▸ **SET EXERCISE**:
Copy the data exactly as it appears, and do not include any pictures.

▸ **PROVIDED RECORDS**:
==========

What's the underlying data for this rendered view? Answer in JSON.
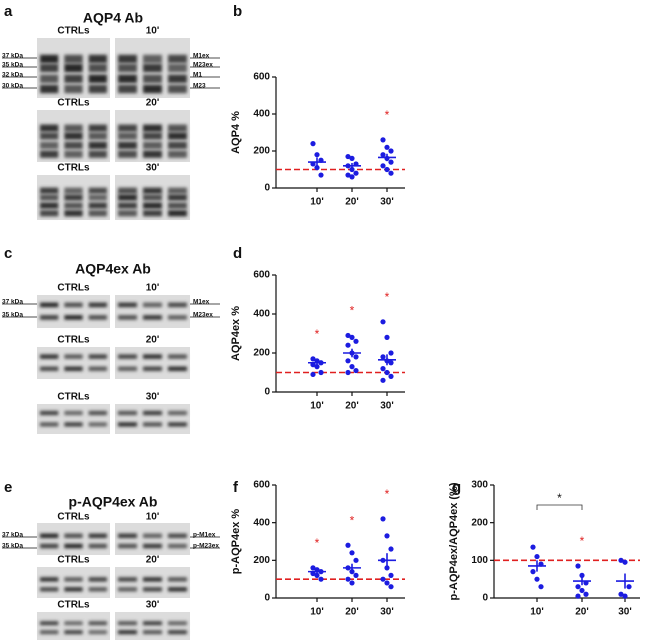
{
  "blots": [
    {
      "letter": "a",
      "title": "AQP4 Ab",
      "kda": [
        "37 kDa",
        "35 kDa",
        "32 kDa",
        "30 kDa"
      ],
      "bands": [
        "M1ex",
        "M23ex",
        "M1",
        "M23"
      ],
      "rows": [
        {
          "left": "CTRLs",
          "right": "10'"
        },
        {
          "left": "CTRLs",
          "right": "20'"
        },
        {
          "left": "CTRLs",
          "right": "30'"
        }
      ]
    },
    {
      "letter": "c",
      "title": "AQP4ex Ab",
      "kda": [
        "37 kDa",
        "35 kDa"
      ],
      "bands": [
        "M1ex",
        "M23ex"
      ],
      "rows": [
        {
          "left": "CTRLs",
          "right": "10'"
        },
        {
          "left": "CTRLs",
          "right": "20'"
        },
        {
          "left": "CTRLs",
          "right": "30'"
        }
      ]
    },
    {
      "letter": "e",
      "title": "p-AQP4ex Ab",
      "kda": [
        "37 kDa",
        "35 kDa"
      ],
      "bands": [
        "p-M1ex",
        "p-M23ex"
      ],
      "rows": [
        {
          "left": "CTRLs",
          "right": "10'"
        },
        {
          "left": "CTRLs",
          "right": "20'"
        },
        {
          "left": "CTRLs",
          "right": "30'"
        }
      ]
    }
  ],
  "chart_data": [
    {
      "type": "strip",
      "panel": "b",
      "y_label": "AQP4 %",
      "categories": [
        "10'",
        "20'",
        "30'"
      ],
      "color": "#1c1ce0",
      "groups": [
        [
          240,
          180,
          150,
          130,
          110,
          70
        ],
        [
          170,
          160,
          130,
          120,
          100,
          80,
          70,
          60
        ],
        [
          260,
          220,
          200,
          180,
          160,
          140,
          120,
          100,
          80
        ]
      ],
      "means": [
        140,
        120,
        165
      ],
      "sems": [
        25,
        15,
        20
      ],
      "markers": [
        null,
        null,
        "*"
      ],
      "marker_color": "#e02020",
      "reference_line": 100,
      "reference_color": "#e02020",
      "ylim": [
        0,
        600
      ],
      "yticks": [
        0,
        200,
        400,
        600
      ]
    },
    {
      "type": "strip",
      "panel": "d",
      "y_label": "AQP4ex %",
      "categories": [
        "10'",
        "20'",
        "30'"
      ],
      "color": "#1c1ce0",
      "groups": [
        [
          170,
          160,
          150,
          140,
          130,
          100,
          90
        ],
        [
          290,
          280,
          260,
          240,
          200,
          180,
          160,
          130,
          110,
          100
        ],
        [
          360,
          280,
          200,
          180,
          160,
          150,
          120,
          100,
          80,
          60
        ]
      ],
      "means": [
        150,
        200,
        165
      ],
      "sems": [
        12,
        22,
        28
      ],
      "markers": [
        "*",
        "*",
        "*"
      ],
      "marker_color": "#e02020",
      "reference_line": 100,
      "reference_color": "#e02020",
      "ylim": [
        0,
        600
      ],
      "yticks": [
        0,
        200,
        400,
        600
      ]
    },
    {
      "type": "strip",
      "panel": "f",
      "y_label": "p-AQP4ex %",
      "categories": [
        "10'",
        "20'",
        "30'"
      ],
      "color": "#1c1ce0",
      "groups": [
        [
          160,
          150,
          140,
          130,
          120,
          100
        ],
        [
          280,
          240,
          200,
          160,
          140,
          120,
          100,
          80
        ],
        [
          420,
          330,
          260,
          200,
          160,
          120,
          100,
          80,
          60
        ]
      ],
      "means": [
        140,
        160,
        200
      ],
      "sems": [
        10,
        22,
        38
      ],
      "markers": [
        "*",
        "*",
        "*"
      ],
      "marker_color": "#e02020",
      "reference_line": 100,
      "reference_color": "#e02020",
      "ylim": [
        0,
        600
      ],
      "yticks": [
        0,
        200,
        400,
        600
      ]
    },
    {
      "type": "strip",
      "panel": "g",
      "y_label": "p-AQP4ex/AQP4ex (%)",
      "categories": [
        "10'",
        "20'",
        "30'"
      ],
      "color": "#1c1ce0",
      "groups": [
        [
          135,
          110,
          90,
          70,
          50,
          30
        ],
        [
          85,
          60,
          40,
          30,
          20,
          10,
          5
        ],
        [
          100,
          95,
          30,
          10,
          5
        ]
      ],
      "means": [
        85,
        45,
        45
      ],
      "sems": [
        15,
        11,
        20
      ],
      "markers": [
        null,
        "*",
        null
      ],
      "marker_color": "#e02020",
      "reference_line": 100,
      "reference_color": "#e02020",
      "ylim": [
        0,
        300
      ],
      "yticks": [
        0,
        100,
        200,
        300
      ],
      "comparison": {
        "between": [
          0,
          1
        ],
        "label": "*"
      }
    }
  ]
}
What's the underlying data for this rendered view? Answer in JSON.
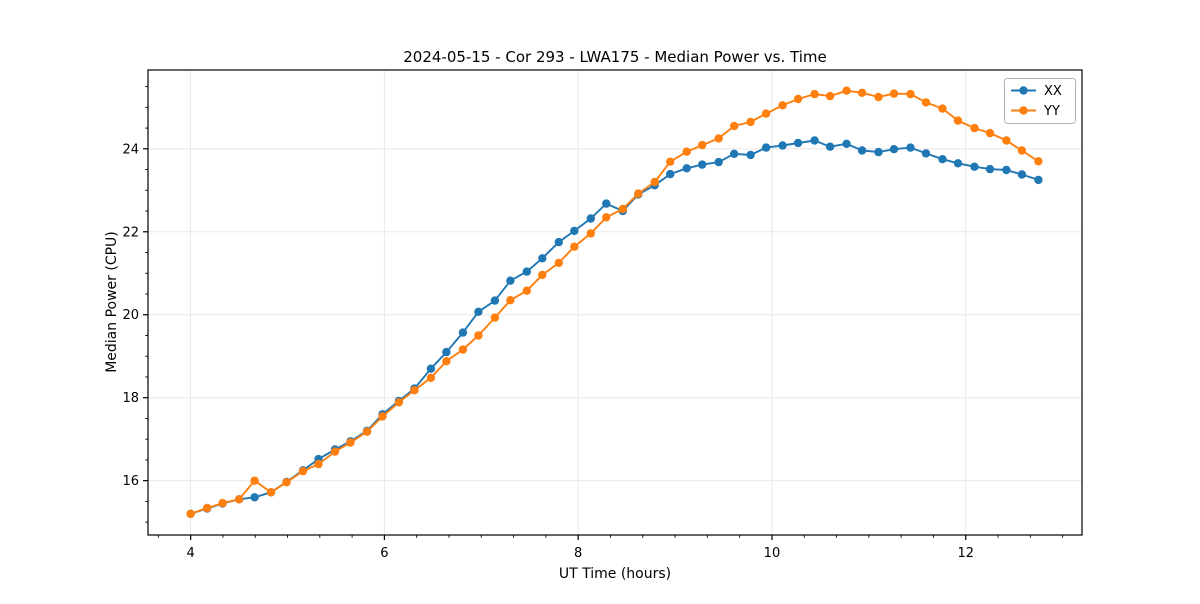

==========

▸ **TASK SOLUTION**:
What's the underlying data for this rendered view? Answer in JSON.
{
  "blots": [
    {
      "letter": "a",
      "title": "AQP4 Ab",
      "kda": [
        "37 kDa",
        "35 kDa",
        "32 kDa",
        "30 kDa"
      ],
      "bands": [
        "M1ex",
        "M23ex",
        "M1",
        "M23"
      ],
      "rows": [
        {
          "left": "CTRLs",
          "right": "10'"
        },
        {
          "left": "CTRLs",
          "right": "20'"
        },
        {
          "left": "CTRLs",
          "right": "30'"
        }
      ]
    },
    {
      "letter": "c",
      "title": "AQP4ex Ab",
      "kda": [
        "37 kDa",
        "35 kDa"
      ],
      "bands": [
        "M1ex",
        "M23ex"
      ],
      "rows": [
        {
          "left": "CTRLs",
          "right": "10'"
        },
        {
          "left": "CTRLs",
          "right": "20'"
        },
        {
          "left": "CTRLs",
          "right": "30'"
        }
      ]
    },
    {
      "letter": "e",
      "title": "p-AQP4ex Ab",
      "kda": [
        "37 kDa",
        "35 kDa"
      ],
      "bands": [
        "p-M1ex",
        "p-M23ex"
      ],
      "rows": [
        {
          "left": "CTRLs",
          "right": "10'"
        },
        {
          "left": "CTRLs",
          "right": "20'"
        },
        {
          "left": "CTRLs",
          "right": "30'"
        }
      ]
    }
  ],
  "chart_data": [
    {
      "type": "strip",
      "panel": "b",
      "y_label": "AQP4 %",
      "categories": [
        "10'",
        "20'",
        "30'"
      ],
      "color": "#1c1ce0",
      "groups": [
        [
          240,
          180,
          150,
          130,
          110,
          70
        ],
        [
          170,
          160,
          130,
          120,
          100,
          80,
          70,
          60
        ],
        [
          260,
          220,
          200,
          180,
          160,
          140,
          120,
          100,
          80
        ]
      ],
      "means": [
        140,
        120,
        165
      ],
      "sems": [
        25,
        15,
        20
      ],
      "markers": [
        null,
        null,
        "*"
      ],
      "marker_color": "#e02020",
      "reference_line": 100,
      "reference_color": "#e02020",
      "ylim": [
        0,
        600
      ],
      "yticks": [
        0,
        200,
        400,
        600
      ]
    },
    {
      "type": "strip",
      "panel": "d",
      "y_label": "AQP4ex %",
      "categories": [
        "10'",
        "20'",
        "30'"
      ],
      "color": "#1c1ce0",
      "groups": [
        [
          170,
          160,
          150,
          140,
          130,
          100,
          90
        ],
        [
          290,
          280,
          260,
          240,
          200,
          180,
          160,
          130,
          110,
          100
        ],
        [
          360,
          280,
          200,
          180,
          160,
          150,
          120,
          100,
          80,
          60
        ]
      ],
      "means": [
        150,
        200,
        165
      ],
      "sems": [
        12,
        22,
        28
      ],
      "markers": [
        "*",
        "*",
        "*"
      ],
      "marker_color": "#e02020",
      "reference_line": 100,
      "reference_color": "#e02020",
      "ylim": [
        0,
        600
      ],
      "yticks": [
        0,
        200,
        400,
        600
      ]
    },
    {
      "type": "strip",
      "panel": "f",
      "y_label": "p-AQP4ex %",
      "categories": [
        "10'",
        "20'",
        "30'"
      ],
      "color": "#1c1ce0",
      "groups": [
        [
          160,
          150,
          140,
          130,
          120,
          100
        ],
        [
          280,
          240,
          200,
          160,
          140,
          120,
          100,
          80
        ],
        [
          420,
          330,
          260,
          200,
          160,
          120,
          100,
          80,
          60
        ]
      ],
      "means": [
        140,
        160,
        200
      ],
      "sems": [
        10,
        22,
        38
      ],
      "markers": [
        "*",
        "*",
        "*"
      ],
      "marker_color": "#e02020",
      "reference_line": 100,
      "reference_color": "#e02020",
      "ylim": [
        0,
        600
      ],
      "yticks": [
        0,
        200,
        400,
        600
      ]
    },
    {
      "type": "strip",
      "panel": "g",
      "y_label": "p-AQP4ex/AQP4ex (%)",
      "categories": [
        "10'",
        "20'",
        "30'"
      ],
      "color": "#1c1ce0",
      "groups": [
        [
          135,
          110,
          90,
          70,
          50,
          30
        ],
        [
          85,
          60,
          40,
          30,
          20,
          10,
          5
        ],
        [
          100,
          95,
          30,
          10,
          5
        ]
      ],
      "means": [
        85,
        45,
        45
      ],
      "sems": [
        15,
        11,
        20
      ],
      "markers": [
        null,
        "*",
        null
      ],
      "marker_color": "#e02020",
      "reference_line": 100,
      "reference_color": "#e02020",
      "ylim": [
        0,
        300
      ],
      "yticks": [
        0,
        100,
        200,
        300
      ],
      "comparison": {
        "between": [
          0,
          1
        ],
        "label": "*"
      }
    }
  ]
}
What's the underlying data for this rendered view? Answer in JSON.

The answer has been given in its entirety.